Set down the material once more, exactly as it appears.

-- DATA PROVIDED --
----

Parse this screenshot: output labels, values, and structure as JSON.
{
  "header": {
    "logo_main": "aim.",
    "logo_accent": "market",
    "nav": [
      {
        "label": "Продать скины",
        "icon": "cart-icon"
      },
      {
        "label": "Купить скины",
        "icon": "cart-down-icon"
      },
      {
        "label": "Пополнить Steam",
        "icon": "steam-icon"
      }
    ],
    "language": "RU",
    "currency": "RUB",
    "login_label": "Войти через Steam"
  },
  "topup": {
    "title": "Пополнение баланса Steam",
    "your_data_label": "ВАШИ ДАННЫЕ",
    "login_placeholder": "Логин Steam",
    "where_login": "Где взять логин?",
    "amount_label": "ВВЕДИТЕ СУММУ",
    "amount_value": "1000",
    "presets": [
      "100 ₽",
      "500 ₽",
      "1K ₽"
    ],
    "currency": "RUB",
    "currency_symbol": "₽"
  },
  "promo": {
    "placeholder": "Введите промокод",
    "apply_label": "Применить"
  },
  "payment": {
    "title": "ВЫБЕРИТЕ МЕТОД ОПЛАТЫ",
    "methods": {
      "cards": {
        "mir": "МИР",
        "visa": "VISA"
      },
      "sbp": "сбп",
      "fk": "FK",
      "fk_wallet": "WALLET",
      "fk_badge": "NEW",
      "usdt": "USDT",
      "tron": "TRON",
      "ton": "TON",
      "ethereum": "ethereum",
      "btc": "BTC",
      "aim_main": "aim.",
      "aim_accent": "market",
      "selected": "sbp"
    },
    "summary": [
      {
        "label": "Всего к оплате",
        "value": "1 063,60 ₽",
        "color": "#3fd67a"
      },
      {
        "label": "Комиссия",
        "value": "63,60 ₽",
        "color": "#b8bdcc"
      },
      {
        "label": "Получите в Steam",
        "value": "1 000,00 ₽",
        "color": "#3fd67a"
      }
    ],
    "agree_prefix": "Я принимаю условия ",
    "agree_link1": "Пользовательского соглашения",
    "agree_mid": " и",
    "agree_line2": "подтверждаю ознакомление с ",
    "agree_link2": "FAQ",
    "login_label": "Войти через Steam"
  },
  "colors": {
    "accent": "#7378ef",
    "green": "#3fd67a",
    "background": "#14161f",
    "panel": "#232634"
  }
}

----

-- RIGHT ANSWER --
Parse this screenshot: output labels, values, and structure as JSON.
{
  "header": {
    "logo_main": "aim.",
    "logo_accent": "market",
    "nav": [
      {
        "label": "Продать скины",
        "icon": "cart-icon"
      },
      {
        "label": "Купить скины",
        "icon": "cart-down-icon"
      },
      {
        "label": "Пополнить Steam",
        "icon": "steam-icon"
      }
    ],
    "language": "RU",
    "currency": "RUB",
    "login_label": "Войти через Steam"
  },
  "topup": {
    "title": "Пополнение баланса Steam",
    "your_data_label": "ВАШИ ДАННЫЕ",
    "login_placeholder": "Логин Steam",
    "where_login": "Где взять логин?",
    "amount_label": "ВВЕДИТЕ СУММУ",
    "amount_value": "1000",
    "presets": [
      "100 ₽",
      "500 ₽",
      "1K ₽"
    ],
    "currency": "RUB",
    "currency_symbol": "₽"
  },
  "promo": {
    "placeholder": "Введите промокод",
    "apply_label": "Применить"
  },
  "payment": {
    "title": "ВЫБЕРИТЕ МЕТОД ОПЛАТЫ",
    "methods": {
      "cards": {
        "mir": "МИР",
        "visa": "VISA"
      },
      "sbp": "сбп",
      "fk": "FK",
      "fk_wallet": "WALLET",
      "fk_badge": "NEW",
      "usdt": "USDT",
      "tron": "TRON",
      "ton": "TON",
      "ethereum": "ethereum",
      "btc": "BTC",
      "aim_main": "aim.",
      "aim_accent": "market",
      "selected": "sbp"
    },
    "summary": [
      {
        "label": "Всего к оплате",
        "value": "1 063,60 ₽",
        "color": "#3fd67a"
      },
      {
        "label": "Комиссия",
        "value": "63,60 ₽",
        "color": "#b8bdcc"
      },
      {
        "label": "Получите в Steam",
        "value": "1 000,00 ₽",
        "color": "#3fd67a"
      }
    ],
    "agree_prefix": "Я принимаю условия ",
    "agree_link1": "Пользовательского соглашения",
    "agree_mid": " и",
    "agree_line2": "подтверждаю ознакомление с ",
    "agree_link2": "FAQ",
    "login_label": "Войти через Steam"
  },
  "colors": {
    "accent": "#7378ef",
    "green": "#3fd67a",
    "background": "#14161f",
    "panel": "#232634"
  }
}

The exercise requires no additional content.